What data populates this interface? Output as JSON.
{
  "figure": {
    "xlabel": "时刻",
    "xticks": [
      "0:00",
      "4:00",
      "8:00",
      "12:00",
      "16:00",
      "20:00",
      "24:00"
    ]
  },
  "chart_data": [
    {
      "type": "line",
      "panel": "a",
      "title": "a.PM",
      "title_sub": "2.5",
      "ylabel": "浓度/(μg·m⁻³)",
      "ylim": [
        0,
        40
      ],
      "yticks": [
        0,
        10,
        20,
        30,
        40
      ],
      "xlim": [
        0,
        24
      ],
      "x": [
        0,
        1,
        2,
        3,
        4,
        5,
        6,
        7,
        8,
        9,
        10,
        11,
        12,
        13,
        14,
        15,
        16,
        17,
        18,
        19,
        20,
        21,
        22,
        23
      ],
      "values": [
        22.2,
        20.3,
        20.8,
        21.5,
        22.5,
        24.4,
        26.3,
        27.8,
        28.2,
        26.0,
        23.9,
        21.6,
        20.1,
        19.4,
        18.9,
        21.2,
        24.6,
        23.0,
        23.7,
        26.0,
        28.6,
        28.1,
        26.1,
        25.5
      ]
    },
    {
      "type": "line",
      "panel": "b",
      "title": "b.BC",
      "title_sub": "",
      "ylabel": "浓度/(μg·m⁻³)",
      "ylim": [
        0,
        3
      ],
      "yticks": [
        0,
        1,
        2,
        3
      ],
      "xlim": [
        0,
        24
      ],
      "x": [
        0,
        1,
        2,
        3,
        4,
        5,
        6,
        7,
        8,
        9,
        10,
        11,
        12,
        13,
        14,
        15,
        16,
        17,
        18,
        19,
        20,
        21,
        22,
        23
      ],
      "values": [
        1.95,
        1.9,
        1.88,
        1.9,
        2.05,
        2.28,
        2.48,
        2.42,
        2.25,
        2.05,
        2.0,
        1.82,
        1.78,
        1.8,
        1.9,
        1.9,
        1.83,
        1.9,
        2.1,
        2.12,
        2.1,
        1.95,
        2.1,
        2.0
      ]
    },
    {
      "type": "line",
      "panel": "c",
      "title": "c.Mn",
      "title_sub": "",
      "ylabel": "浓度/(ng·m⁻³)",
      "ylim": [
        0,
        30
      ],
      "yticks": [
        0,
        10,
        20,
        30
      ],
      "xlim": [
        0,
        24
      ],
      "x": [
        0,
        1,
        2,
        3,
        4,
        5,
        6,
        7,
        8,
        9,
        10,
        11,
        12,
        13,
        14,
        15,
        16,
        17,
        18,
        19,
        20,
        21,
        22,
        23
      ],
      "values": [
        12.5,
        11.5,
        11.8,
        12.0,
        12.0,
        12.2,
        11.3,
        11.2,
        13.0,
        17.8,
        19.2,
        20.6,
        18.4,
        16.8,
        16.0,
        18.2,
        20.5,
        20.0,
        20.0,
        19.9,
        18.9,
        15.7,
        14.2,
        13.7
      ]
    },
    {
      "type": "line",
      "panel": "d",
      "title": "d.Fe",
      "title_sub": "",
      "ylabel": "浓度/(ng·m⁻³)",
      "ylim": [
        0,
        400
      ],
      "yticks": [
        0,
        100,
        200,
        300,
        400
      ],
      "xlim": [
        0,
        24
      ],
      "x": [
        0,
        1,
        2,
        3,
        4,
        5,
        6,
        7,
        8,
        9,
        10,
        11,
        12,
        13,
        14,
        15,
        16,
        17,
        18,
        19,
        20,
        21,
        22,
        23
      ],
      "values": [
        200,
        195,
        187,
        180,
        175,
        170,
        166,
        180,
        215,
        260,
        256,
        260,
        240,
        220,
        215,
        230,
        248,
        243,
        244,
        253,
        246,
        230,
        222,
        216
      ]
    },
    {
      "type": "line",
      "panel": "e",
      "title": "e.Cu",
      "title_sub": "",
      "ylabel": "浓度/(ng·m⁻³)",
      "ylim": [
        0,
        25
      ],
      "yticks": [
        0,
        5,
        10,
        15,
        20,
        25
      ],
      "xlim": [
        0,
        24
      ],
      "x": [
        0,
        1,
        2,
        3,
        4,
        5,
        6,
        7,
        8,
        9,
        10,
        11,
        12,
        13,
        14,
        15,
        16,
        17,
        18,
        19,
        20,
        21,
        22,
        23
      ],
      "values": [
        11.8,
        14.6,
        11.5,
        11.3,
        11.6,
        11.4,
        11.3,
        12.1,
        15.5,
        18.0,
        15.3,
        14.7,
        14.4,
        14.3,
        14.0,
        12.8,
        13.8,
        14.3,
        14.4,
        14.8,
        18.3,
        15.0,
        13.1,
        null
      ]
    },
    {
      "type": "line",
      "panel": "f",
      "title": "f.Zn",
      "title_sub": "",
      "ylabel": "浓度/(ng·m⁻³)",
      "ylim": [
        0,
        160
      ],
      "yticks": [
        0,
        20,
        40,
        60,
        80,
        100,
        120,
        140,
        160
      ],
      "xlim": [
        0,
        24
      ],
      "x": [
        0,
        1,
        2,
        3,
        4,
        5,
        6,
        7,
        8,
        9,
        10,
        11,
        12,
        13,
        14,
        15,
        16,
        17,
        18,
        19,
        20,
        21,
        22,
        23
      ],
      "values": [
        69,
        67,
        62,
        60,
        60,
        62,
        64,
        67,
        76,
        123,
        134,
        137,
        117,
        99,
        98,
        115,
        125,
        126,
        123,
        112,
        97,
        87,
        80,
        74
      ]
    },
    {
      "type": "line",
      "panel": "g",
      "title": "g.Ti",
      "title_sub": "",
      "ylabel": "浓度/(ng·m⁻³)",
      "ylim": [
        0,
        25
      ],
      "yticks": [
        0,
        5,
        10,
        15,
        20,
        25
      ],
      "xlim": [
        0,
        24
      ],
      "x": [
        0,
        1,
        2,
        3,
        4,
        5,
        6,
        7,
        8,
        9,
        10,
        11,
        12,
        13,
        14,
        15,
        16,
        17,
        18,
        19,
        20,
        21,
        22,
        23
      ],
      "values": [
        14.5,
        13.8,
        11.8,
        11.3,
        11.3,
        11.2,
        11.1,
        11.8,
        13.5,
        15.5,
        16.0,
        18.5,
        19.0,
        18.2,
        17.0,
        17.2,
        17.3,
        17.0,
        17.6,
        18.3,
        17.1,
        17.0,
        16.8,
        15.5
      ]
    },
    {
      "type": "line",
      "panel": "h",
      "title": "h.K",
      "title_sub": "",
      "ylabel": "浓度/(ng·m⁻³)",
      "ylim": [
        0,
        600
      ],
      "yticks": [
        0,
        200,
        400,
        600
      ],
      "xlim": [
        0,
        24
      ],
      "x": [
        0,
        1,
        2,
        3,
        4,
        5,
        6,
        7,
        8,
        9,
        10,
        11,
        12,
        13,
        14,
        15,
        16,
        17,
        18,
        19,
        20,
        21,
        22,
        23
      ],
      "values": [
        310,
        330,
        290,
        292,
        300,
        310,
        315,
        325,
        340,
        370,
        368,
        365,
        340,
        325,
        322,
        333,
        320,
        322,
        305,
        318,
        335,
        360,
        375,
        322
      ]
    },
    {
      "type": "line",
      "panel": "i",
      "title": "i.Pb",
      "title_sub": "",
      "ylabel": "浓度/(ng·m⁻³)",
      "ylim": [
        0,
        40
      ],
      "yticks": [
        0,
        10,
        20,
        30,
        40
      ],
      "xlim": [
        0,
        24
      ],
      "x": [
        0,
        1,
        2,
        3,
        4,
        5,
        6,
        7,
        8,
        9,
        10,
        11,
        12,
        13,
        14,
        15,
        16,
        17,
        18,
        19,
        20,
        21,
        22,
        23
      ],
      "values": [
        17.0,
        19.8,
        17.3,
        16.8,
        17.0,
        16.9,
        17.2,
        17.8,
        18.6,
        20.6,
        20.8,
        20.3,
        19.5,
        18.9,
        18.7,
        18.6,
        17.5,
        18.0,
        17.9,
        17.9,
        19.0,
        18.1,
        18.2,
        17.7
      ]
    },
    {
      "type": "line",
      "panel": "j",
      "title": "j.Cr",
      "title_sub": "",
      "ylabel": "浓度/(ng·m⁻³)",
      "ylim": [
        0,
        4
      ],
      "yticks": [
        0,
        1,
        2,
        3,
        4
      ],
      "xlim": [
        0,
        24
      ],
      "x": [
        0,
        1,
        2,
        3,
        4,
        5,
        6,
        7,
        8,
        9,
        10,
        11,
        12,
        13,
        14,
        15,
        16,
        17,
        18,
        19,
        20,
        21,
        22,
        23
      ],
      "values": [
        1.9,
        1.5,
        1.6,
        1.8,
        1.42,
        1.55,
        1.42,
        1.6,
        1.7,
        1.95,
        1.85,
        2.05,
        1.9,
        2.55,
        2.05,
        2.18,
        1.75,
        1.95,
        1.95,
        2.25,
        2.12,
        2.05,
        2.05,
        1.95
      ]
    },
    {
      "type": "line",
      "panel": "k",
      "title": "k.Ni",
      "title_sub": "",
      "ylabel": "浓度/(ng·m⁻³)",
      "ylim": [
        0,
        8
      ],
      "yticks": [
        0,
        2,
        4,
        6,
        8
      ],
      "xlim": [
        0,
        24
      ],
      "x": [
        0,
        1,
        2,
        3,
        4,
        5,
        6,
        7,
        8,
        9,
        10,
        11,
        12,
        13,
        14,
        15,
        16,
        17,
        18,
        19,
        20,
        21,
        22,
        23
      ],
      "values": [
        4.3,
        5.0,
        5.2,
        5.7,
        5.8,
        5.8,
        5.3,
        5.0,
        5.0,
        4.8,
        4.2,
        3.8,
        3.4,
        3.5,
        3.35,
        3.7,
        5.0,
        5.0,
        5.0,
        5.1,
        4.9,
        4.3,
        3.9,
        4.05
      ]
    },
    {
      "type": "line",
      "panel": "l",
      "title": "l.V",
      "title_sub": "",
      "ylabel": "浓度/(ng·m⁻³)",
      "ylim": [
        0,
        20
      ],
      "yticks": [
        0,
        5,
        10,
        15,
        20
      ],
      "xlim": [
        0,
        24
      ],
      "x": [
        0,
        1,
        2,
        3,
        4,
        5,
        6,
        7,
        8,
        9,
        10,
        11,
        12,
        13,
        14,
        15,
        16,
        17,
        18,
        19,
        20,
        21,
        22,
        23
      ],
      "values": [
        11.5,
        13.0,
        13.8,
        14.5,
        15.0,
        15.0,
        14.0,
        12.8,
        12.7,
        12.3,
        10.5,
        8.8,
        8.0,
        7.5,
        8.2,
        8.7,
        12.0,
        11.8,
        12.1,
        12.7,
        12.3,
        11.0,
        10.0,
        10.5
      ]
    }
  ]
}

===============

◆ PROBLEM DETAILS: Scan the material above. Copy each line where "panel" occurs.

◆ EXERCISE RESPONSE:
      "panel": "a",
      "panel": "b",
      "panel": "c",
      "panel": "d",
      "panel": "e",
      "panel": "f",
      "panel": "g",
      "panel": "h",
      "panel": "i",
      "panel": "j",
      "panel": "k",
      "panel": "l",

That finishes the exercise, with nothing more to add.